> _Data for the task_
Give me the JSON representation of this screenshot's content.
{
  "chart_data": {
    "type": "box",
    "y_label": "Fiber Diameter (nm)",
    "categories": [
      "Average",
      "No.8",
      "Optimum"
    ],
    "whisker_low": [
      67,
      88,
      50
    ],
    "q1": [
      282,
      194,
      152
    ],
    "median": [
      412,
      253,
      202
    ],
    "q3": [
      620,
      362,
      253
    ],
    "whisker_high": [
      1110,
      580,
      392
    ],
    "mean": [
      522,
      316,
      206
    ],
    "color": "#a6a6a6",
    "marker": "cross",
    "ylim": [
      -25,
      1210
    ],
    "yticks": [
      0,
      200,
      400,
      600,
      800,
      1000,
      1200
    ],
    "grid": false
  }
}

> _Goal of the exercise_
Go through the records and print each one exactly.

> _Worked solution_
Give me the JSON representation of this screenshot's content.
{
  "chart_data": {
    "type": "box",
    "y_label": "Fiber Diameter (nm)",
    "categories": [
      "Average",
      "No.8",
      "Optimum"
    ],
    "whisker_low": [
      67,
      88,
      50
    ],
    "q1": [
      282,
      194,
      152
    ],
    "median": [
      412,
      253,
      202
    ],
    "q3": [
      620,
      362,
      253
    ],
    "whisker_high": [
      1110,
      580,
      392
    ],
    "mean": [
      522,
      316,
      206
    ],
    "color": "#a6a6a6",
    "marker": "cross",
    "ylim": [
      -25,
      1210
    ],
    "yticks": [
      0,
      200,
      400,
      600,
      800,
      1000,
      1200
    ],
    "grid": false
  }
}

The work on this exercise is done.